### [Instructions to follow]
Exactly the lines from the one containing "Give me a plain-text" through the final line of the listing are to be retyped, and nothing more.

Extracted data entries:
------
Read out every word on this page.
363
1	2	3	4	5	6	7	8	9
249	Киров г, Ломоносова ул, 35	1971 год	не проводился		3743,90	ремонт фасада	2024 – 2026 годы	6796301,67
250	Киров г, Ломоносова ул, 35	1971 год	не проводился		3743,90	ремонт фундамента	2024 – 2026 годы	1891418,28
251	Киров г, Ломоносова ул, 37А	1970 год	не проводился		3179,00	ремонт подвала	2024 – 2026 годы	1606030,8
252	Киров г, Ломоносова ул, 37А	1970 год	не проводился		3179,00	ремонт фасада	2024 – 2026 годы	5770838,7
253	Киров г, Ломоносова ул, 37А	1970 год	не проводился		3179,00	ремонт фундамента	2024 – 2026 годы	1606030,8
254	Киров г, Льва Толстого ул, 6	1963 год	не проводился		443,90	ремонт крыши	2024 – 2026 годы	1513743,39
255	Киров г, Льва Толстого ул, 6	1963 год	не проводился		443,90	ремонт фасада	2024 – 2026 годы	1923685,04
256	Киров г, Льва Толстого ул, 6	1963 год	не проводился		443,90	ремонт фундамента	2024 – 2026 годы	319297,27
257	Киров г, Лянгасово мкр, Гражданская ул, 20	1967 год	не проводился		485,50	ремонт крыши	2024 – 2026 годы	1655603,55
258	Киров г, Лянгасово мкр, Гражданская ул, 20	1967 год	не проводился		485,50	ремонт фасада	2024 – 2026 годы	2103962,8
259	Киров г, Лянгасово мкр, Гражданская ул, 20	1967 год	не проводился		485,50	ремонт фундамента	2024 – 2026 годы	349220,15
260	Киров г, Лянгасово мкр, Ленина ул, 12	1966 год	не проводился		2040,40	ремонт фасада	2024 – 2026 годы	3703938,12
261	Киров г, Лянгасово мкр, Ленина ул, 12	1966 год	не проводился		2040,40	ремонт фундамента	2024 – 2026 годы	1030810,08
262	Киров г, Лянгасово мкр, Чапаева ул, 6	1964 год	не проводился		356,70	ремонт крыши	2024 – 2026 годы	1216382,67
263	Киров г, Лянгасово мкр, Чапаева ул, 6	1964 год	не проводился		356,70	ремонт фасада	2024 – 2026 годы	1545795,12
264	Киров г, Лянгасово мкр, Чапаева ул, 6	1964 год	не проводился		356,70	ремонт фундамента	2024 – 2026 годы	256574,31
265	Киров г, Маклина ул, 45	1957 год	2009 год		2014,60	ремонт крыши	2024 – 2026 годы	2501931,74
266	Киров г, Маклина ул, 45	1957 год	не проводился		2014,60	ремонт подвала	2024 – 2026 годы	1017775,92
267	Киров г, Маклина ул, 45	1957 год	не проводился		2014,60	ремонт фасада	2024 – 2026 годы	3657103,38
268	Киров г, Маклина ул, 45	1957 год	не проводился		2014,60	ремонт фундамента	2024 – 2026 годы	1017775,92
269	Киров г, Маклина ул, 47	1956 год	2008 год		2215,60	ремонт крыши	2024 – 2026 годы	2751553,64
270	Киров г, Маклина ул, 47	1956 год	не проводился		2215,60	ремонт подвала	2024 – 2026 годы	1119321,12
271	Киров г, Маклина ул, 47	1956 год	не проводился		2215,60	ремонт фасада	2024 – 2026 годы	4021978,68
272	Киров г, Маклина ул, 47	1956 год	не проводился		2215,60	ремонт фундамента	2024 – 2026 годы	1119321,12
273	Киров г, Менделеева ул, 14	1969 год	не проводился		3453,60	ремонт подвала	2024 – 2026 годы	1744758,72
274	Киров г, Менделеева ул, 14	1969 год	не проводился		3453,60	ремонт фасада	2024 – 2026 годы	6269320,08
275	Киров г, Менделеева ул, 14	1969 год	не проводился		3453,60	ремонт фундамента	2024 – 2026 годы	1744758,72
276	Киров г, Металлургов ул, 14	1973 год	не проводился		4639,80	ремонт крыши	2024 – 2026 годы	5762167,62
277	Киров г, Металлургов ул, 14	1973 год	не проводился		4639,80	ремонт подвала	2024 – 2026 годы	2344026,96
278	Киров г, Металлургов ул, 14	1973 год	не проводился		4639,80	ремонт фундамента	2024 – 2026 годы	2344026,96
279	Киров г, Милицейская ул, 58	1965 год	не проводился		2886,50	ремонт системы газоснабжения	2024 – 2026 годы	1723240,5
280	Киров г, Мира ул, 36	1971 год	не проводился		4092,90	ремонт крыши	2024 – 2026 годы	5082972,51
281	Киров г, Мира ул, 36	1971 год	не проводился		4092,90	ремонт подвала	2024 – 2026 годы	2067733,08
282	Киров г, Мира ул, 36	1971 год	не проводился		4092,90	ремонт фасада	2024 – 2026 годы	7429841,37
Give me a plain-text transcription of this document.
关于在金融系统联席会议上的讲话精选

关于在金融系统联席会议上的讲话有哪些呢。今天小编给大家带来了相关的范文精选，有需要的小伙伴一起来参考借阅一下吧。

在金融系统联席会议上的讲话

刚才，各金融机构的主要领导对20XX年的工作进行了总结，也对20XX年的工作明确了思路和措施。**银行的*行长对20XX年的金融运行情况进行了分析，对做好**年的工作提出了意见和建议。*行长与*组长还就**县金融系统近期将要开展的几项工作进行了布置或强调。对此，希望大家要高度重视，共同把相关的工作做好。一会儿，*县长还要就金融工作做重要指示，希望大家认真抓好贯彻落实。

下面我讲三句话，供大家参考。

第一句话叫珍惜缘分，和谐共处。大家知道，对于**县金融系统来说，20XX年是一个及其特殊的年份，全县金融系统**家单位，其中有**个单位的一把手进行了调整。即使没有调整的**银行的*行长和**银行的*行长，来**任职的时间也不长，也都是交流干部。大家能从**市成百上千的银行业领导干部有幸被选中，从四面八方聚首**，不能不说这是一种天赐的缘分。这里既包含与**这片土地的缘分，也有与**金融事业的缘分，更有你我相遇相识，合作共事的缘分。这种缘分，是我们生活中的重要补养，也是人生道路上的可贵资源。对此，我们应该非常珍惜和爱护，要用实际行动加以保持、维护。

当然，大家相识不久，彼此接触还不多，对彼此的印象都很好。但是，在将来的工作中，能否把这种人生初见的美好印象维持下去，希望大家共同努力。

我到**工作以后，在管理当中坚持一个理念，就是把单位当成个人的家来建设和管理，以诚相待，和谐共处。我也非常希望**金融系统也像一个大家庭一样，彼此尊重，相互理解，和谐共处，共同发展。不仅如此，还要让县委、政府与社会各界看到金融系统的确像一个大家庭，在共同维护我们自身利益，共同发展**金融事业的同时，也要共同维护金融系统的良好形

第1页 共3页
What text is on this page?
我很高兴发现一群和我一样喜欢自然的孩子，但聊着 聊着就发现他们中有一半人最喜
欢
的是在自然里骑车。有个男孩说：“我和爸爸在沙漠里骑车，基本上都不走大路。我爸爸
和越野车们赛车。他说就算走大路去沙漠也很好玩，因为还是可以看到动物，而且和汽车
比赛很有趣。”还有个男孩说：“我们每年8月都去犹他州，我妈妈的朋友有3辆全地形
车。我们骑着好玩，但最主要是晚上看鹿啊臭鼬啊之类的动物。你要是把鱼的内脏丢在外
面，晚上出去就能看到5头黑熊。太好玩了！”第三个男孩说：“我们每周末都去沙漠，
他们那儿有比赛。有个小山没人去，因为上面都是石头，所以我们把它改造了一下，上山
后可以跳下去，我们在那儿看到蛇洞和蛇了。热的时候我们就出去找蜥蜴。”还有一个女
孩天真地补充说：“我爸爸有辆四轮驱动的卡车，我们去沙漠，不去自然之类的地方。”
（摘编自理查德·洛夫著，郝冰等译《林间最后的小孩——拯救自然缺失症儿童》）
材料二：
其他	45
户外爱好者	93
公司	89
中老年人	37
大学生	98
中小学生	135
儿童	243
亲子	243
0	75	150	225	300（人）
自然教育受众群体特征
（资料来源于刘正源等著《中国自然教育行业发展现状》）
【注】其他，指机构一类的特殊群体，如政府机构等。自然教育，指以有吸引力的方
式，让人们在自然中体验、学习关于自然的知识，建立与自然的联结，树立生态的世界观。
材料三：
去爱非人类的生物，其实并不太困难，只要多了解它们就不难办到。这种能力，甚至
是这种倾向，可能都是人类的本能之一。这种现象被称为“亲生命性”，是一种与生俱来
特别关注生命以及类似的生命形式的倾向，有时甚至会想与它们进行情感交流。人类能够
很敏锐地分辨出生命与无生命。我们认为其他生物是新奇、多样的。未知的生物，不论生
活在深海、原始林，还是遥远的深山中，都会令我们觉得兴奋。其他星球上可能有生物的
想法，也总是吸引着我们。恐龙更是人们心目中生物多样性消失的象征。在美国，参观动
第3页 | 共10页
------
### [Exercise result]
Give me a plain-text transcription of this document.
关于在金融系统联席会议上的讲话精选

关于在金融系统联席会议上的讲话有哪些呢。今天小编给大家带来了相关的范文精选，有需要的小伙伴一起来参考借阅一下吧。

在金融系统联席会议上的讲话

刚才，各金融机构的主要领导对20XX年的工作进行了总结，也对20XX年的工作明确了思路和措施。**银行的*行长对20XX年的金融运行情况进行了分析，对做好**年的工作提出了意见和建议。*行长与*组长还就**县金融系统近期将要开展的几项工作进行了布置或强调。对此，希望大家要高度重视，共同把相关的工作做好。一会儿，*县长还要就金融工作做重要指示，希望大家认真抓好贯彻落实。

下面我讲三句话，供大家参考。

第一句话叫珍惜缘分，和谐共处。大家知道，对于**县金融系统来说，20XX年是一个及其特殊的年份，全县金融系统**家单位，其中有**个单位的一把手进行了调整。即使没有调整的**银行的*行长和**银行的*行长，来**任职的时间也不长，也都是交流干部。大家能从**市成百上千的银行业领导干部有幸被选中，从四面八方聚首**，不能不说这是一种天赐的缘分。这里既包含与**这片土地的缘分，也有与**金融事业的缘分，更有你我相遇相识，合作共事的缘分。这种缘分，是我们生活中的重要补养，也是人生道路上的可贵资源。对此，我们应该非常珍惜和爱护，要用实际行动加以保持、维护。

当然，大家相识不久，彼此接触还不多，对彼此的印象都很好。但是，在将来的工作中，能否把这种人生初见的美好印象维持下去，希望大家共同努力。

我到**工作以后，在管理当中坚持一个理念，就是把单位当成个人的家来建设和管理，以诚相待，和谐共处。我也非常希望**金融系统也像一个大家庭一样，彼此尊重，相互理解，和谐共处，共同发展。不仅如此，还要让县委、政府与社会各界看到金融系统的确像一个大家庭，在共同维护我们自身利益，共同发展**金融事业的同时，也要共同维护金融系统的良好形

第1页 共3页
What text is on this page?
我很高兴发现一群和我一样喜欢自然的孩子，但聊着 聊着就发现他们中有一半人最喜
欢
的是在自然里骑车。有个男孩说：“我和爸爸在沙漠里骑车，基本上都不走大路。我爸爸
和越野车们赛车。他说就算走大路去沙漠也很好玩，因为还是可以看到动物，而且和汽车
比赛很有趣。”还有个男孩说：“我们每年8月都去犹他州，我妈妈的朋友有3辆全地形
车。我们骑着好玩，但最主要是晚上看鹿啊臭鼬啊之类的动物。你要是把鱼的内脏丢在外
面，晚上出去就能看到5头黑熊。太好玩了！”第三个男孩说：“我们每周末都去沙漠，
他们那儿有比赛。有个小山没人去，因为上面都是石头，所以我们把它改造了一下，上山
后可以跳下去，我们在那儿看到蛇洞和蛇了。热的时候我们就出去找蜥蜴。”还有一个女
孩天真地补充说：“我爸爸有辆四轮驱动的卡车，我们去沙漠，不去自然之类的地方。”
（摘编自理查德·洛夫著，郝冰等译《林间最后的小孩——拯救自然缺失症儿童》）
材料二：
其他	45
户外爱好者	93
公司	89
中老年人	37
大学生	98
中小学生	135
儿童	243
亲子	243
0	75	150	225	300（人）
自然教育受众群体特征
（资料来源于刘正源等著《中国自然教育行业发展现状》）
【注】其他，指机构一类的特殊群体，如政府机构等。自然教育，指以有吸引力的方
式，让人们在自然中体验、学习关于自然的知识，建立与自然的联结，树立生态的世界观。
材料三：
去爱非人类的生物，其实并不太困难，只要多了解它们就不难办到。这种能力，甚至
是这种倾向，可能都是人类的本能之一。这种现象被称为“亲生命性”，是一种与生俱来
特别关注生命以及类似的生命形式的倾向，有时甚至会想与它们进行情感交流。人类能够
很敏锐地分辨出生命与无生命。我们认为其他生物是新奇、多样的。未知的生物，不论生
活在深海、原始林，还是遥远的深山中，都会令我们觉得兴奋。其他星球上可能有生物的
想法，也总是吸引着我们。恐龙更是人们心目中生物多样性消失的象征。在美国，参观动
第3页 | 共10页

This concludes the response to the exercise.